*What is expected*:
Copy each line below in which the word "Johansson" occurs.

Data entries:

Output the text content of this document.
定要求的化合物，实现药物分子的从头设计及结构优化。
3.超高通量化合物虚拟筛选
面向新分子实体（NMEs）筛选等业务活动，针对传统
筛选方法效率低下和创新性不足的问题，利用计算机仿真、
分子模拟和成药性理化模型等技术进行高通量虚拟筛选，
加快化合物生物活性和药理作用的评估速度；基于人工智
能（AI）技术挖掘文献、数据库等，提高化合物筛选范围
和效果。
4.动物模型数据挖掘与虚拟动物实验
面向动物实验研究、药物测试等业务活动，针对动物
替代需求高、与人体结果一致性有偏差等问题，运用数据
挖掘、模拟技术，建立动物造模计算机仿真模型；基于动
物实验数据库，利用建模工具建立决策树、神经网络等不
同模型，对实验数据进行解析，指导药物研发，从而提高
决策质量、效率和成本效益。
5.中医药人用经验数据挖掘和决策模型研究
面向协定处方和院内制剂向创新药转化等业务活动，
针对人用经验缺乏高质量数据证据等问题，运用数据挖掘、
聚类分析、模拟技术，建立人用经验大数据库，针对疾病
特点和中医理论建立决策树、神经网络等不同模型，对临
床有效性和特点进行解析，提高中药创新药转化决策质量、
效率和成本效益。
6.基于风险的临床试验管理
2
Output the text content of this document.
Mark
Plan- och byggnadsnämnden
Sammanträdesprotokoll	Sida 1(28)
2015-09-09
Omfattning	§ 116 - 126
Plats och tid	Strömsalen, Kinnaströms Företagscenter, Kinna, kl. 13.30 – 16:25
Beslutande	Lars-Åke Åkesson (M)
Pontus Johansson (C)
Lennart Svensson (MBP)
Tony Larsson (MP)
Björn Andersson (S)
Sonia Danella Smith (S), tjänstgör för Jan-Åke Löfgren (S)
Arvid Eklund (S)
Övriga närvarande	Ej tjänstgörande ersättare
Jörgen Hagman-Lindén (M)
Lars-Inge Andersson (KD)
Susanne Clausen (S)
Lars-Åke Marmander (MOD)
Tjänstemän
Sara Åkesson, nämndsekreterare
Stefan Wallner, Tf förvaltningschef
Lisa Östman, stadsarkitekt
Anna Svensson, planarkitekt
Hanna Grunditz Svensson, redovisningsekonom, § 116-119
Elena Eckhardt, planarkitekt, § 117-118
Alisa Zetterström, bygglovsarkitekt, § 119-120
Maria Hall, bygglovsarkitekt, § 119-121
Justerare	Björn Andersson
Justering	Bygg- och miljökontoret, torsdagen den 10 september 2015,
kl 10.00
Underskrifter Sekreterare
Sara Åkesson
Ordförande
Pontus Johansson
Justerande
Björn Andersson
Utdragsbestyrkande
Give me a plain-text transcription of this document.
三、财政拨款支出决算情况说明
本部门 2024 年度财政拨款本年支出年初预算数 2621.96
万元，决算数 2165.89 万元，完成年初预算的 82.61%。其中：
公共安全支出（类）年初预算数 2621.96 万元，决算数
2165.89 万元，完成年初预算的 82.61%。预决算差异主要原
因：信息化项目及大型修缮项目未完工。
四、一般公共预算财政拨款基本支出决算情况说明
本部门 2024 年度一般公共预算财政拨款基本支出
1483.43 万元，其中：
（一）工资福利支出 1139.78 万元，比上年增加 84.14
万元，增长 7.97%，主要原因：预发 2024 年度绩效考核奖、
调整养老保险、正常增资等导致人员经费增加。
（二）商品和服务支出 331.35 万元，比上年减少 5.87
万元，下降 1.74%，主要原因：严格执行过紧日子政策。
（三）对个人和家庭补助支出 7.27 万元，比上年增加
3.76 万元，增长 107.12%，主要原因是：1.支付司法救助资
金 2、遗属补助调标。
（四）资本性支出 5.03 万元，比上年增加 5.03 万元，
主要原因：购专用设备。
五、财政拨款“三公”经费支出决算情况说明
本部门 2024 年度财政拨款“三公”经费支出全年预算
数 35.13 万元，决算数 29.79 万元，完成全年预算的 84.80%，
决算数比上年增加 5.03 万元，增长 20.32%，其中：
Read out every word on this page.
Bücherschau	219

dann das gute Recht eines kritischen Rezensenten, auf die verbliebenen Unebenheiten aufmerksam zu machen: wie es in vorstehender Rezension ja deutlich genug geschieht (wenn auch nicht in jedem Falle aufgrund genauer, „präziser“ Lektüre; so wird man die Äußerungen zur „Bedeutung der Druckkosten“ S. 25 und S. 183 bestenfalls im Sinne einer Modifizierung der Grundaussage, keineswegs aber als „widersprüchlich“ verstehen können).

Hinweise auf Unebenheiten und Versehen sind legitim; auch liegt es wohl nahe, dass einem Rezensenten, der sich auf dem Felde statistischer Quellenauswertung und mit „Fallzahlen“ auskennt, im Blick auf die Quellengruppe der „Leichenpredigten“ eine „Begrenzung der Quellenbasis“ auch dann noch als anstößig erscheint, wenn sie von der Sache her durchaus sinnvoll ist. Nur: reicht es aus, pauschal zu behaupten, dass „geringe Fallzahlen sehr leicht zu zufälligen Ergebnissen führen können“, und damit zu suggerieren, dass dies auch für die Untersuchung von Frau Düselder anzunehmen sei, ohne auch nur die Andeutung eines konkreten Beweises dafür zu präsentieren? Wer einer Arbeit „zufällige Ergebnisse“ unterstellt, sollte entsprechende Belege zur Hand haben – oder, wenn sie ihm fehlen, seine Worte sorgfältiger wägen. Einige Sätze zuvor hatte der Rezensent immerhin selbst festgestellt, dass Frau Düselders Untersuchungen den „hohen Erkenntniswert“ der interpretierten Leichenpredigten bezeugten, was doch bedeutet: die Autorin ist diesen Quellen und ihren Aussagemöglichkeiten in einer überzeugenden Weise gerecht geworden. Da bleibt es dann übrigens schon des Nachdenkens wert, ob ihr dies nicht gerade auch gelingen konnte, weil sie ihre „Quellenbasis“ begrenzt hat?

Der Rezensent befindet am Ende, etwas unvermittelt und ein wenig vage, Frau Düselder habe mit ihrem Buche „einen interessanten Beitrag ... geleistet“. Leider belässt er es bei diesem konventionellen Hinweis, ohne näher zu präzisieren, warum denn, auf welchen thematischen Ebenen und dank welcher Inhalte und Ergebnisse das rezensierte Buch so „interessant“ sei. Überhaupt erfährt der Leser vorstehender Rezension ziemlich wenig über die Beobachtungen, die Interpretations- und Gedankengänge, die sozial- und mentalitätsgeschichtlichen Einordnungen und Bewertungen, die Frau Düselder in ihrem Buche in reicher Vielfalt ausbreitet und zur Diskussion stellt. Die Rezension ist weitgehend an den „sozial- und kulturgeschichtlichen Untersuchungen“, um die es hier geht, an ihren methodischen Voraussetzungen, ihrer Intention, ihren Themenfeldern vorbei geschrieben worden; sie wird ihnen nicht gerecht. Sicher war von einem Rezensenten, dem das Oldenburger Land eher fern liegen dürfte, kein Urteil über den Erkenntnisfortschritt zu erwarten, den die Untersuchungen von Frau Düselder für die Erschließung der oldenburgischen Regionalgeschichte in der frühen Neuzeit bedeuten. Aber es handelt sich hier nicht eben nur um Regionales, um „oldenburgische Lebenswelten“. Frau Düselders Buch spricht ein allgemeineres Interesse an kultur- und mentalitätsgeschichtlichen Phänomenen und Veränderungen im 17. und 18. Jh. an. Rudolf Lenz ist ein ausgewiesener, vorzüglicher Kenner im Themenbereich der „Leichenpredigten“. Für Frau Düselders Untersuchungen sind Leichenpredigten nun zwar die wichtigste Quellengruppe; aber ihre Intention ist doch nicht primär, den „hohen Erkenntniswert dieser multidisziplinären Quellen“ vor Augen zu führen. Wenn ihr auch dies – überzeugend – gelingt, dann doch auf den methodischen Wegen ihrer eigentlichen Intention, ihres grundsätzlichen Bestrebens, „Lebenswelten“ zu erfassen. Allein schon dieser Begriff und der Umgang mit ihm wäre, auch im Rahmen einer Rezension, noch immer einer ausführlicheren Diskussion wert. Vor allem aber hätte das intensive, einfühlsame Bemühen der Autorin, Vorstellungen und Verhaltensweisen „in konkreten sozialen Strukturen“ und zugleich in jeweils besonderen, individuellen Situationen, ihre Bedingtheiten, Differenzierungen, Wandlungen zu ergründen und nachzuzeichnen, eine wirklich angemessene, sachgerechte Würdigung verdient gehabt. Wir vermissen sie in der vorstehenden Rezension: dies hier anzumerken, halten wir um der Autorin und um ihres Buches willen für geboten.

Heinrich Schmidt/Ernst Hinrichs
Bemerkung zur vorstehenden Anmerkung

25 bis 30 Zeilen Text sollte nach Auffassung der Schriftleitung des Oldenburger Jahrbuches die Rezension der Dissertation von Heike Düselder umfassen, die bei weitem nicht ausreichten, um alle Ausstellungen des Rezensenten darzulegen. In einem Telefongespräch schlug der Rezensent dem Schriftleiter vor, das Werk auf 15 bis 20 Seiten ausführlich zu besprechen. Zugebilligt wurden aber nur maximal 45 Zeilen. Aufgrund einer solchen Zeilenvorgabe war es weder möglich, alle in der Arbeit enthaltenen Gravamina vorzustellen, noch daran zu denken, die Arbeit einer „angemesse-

*Complete answer*:
Pontus Johansson (C)
Pontus Johansson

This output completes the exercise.